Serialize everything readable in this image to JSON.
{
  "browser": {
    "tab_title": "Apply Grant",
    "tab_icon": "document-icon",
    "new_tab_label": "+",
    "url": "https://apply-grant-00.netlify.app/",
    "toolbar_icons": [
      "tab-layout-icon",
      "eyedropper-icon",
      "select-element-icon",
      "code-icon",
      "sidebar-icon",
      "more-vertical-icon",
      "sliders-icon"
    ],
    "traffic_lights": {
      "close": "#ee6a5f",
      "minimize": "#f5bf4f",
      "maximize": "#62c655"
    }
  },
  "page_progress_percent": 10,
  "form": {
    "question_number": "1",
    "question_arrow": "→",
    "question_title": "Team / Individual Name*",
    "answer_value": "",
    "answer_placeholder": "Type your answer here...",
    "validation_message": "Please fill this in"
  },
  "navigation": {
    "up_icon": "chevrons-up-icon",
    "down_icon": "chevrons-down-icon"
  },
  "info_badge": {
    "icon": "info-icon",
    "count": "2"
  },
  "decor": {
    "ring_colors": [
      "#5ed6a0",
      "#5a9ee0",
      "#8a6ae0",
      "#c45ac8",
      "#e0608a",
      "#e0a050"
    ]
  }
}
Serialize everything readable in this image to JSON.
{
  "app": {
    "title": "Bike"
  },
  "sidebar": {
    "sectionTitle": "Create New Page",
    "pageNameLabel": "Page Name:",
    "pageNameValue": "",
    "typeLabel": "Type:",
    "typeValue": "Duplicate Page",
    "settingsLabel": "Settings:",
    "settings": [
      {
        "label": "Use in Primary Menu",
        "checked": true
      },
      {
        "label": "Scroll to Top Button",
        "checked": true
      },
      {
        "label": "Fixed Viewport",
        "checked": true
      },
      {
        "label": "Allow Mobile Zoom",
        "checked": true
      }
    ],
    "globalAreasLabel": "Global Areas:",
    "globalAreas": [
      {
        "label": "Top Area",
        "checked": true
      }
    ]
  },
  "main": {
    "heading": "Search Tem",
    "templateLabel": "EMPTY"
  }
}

:::

Aim of the task = Extract each line of the material exactly as it stands.

Response =
Serialize everything readable in this image to JSON.
{
  "browser": {
    "tab_title": "Apply Grant",
    "tab_icon": "document-icon",
    "new_tab_label": "+",
    "url": "https://apply-grant-00.netlify.app/",
    "toolbar_icons": [
      "tab-layout-icon",
      "eyedropper-icon",
      "select-element-icon",
      "code-icon",
      "sidebar-icon",
      "more-vertical-icon",
      "sliders-icon"
    ],
    "traffic_lights": {
      "close": "#ee6a5f",
      "minimize": "#f5bf4f",
      "maximize": "#62c655"
    }
  },
  "page_progress_percent": 10,
  "form": {
    "question_number": "1",
    "question_arrow": "→",
    "question_title": "Team / Individual Name*",
    "answer_value": "",
    "answer_placeholder": "Type your answer here...",
    "validation_message": "Please fill this in"
  },
  "navigation": {
    "up_icon": "chevrons-up-icon",
    "down_icon": "chevrons-down-icon"
  },
  "info_badge": {
    "icon": "info-icon",
    "count": "2"
  },
  "decor": {
    "ring_colors": [
      "#5ed6a0",
      "#5a9ee0",
      "#8a6ae0",
      "#c45ac8",
      "#e0608a",
      "#e0a050"
    ]
  }
}
Serialize everything readable in this image to JSON.
{
  "app": {
    "title": "Bike"
  },
  "sidebar": {
    "sectionTitle": "Create New Page",
    "pageNameLabel": "Page Name:",
    "pageNameValue": "",
    "typeLabel": "Type:",
    "typeValue": "Duplicate Page",
    "settingsLabel": "Settings:",
    "settings": [
      {
        "label": "Use in Primary Menu",
        "checked": true
      },
      {
        "label": "Scroll to Top Button",
        "checked": true
      },
      {
        "label": "Fixed Viewport",
        "checked": true
      },
      {
        "label": "Allow Mobile Zoom",
        "checked": true
      }
    ],
    "globalAreasLabel": "Global Areas:",
    "globalAreas": [
      {
        "label": "Top Area",
        "checked": true
      }
    ]
  },
  "main": {
    "heading": "Search Tem",
    "templateLabel": "EMPTY"
  }
}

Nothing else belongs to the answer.